>> Start

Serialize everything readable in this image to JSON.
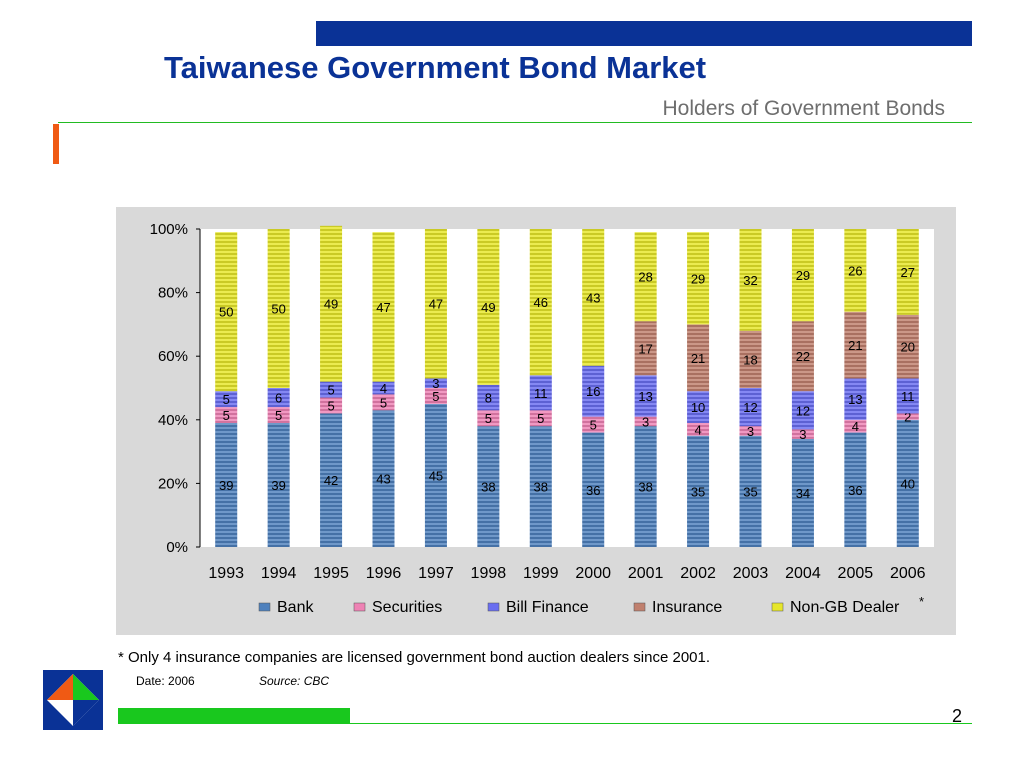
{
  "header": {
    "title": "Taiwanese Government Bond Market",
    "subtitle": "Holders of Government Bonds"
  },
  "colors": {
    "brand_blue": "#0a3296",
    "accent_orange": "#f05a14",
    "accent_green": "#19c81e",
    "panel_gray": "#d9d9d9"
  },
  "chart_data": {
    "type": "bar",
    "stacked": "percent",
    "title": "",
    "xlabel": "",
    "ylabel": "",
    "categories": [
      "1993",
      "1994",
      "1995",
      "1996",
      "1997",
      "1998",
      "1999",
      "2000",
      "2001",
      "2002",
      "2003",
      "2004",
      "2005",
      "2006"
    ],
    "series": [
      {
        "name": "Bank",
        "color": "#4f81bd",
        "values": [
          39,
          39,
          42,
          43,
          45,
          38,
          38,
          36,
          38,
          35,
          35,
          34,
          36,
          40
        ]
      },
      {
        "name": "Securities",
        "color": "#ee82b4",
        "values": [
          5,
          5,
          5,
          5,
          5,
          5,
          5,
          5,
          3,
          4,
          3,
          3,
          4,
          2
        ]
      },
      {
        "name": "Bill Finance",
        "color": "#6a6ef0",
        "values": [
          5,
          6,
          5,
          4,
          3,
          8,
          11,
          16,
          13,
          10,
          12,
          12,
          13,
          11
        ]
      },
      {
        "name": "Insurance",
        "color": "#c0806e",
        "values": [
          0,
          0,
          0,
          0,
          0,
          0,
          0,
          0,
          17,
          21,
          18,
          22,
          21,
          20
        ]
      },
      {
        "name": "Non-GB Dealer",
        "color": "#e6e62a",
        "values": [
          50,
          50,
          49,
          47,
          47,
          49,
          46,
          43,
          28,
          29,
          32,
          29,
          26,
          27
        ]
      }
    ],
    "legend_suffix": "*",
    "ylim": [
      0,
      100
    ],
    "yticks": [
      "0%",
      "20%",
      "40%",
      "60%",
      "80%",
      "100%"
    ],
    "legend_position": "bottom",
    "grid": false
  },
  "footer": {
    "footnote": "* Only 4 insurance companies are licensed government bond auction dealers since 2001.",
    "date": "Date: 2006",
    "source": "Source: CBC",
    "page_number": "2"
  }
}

>> End

### WHAT THE TASK REQUIRES
Reproduce every entry word for word, but omit the pictures.

### TASK ANSWER
Serialize everything readable in this image to JSON.
{
  "header": {
    "title": "Taiwanese Government Bond Market",
    "subtitle": "Holders of Government Bonds"
  },
  "colors": {
    "brand_blue": "#0a3296",
    "accent_orange": "#f05a14",
    "accent_green": "#19c81e",
    "panel_gray": "#d9d9d9"
  },
  "chart_data": {
    "type": "bar",
    "stacked": "percent",
    "title": "",
    "xlabel": "",
    "ylabel": "",
    "categories": [
      "1993",
      "1994",
      "1995",
      "1996",
      "1997",
      "1998",
      "1999",
      "2000",
      "2001",
      "2002",
      "2003",
      "2004",
      "2005",
      "2006"
    ],
    "series": [
      {
        "name": "Bank",
        "color": "#4f81bd",
        "values": [
          39,
          39,
          42,
          43,
          45,
          38,
          38,
          36,
          38,
          35,
          35,
          34,
          36,
          40
        ]
      },
      {
        "name": "Securities",
        "color": "#ee82b4",
        "values": [
          5,
          5,
          5,
          5,
          5,
          5,
          5,
          5,
          3,
          4,
          3,
          3,
          4,
          2
        ]
      },
      {
        "name": "Bill Finance",
        "color": "#6a6ef0",
        "values": [
          5,
          6,
          5,
          4,
          3,
          8,
          11,
          16,
          13,
          10,
          12,
          12,
          13,
          11
        ]
      },
      {
        "name": "Insurance",
        "color": "#c0806e",
        "values": [
          0,
          0,
          0,
          0,
          0,
          0,
          0,
          0,
          17,
          21,
          18,
          22,
          21,
          20
        ]
      },
      {
        "name": "Non-GB Dealer",
        "color": "#e6e62a",
        "values": [
          50,
          50,
          49,
          47,
          47,
          49,
          46,
          43,
          28,
          29,
          32,
          29,
          26,
          27
        ]
      }
    ],
    "legend_suffix": "*",
    "ylim": [
      0,
      100
    ],
    "yticks": [
      "0%",
      "20%",
      "40%",
      "60%",
      "80%",
      "100%"
    ],
    "legend_position": "bottom",
    "grid": false
  },
  "footer": {
    "footnote": "* Only 4 insurance companies are licensed government bond auction dealers since 2001.",
    "date": "Date: 2006",
    "source": "Source: CBC",
    "page_number": "2"
  }
}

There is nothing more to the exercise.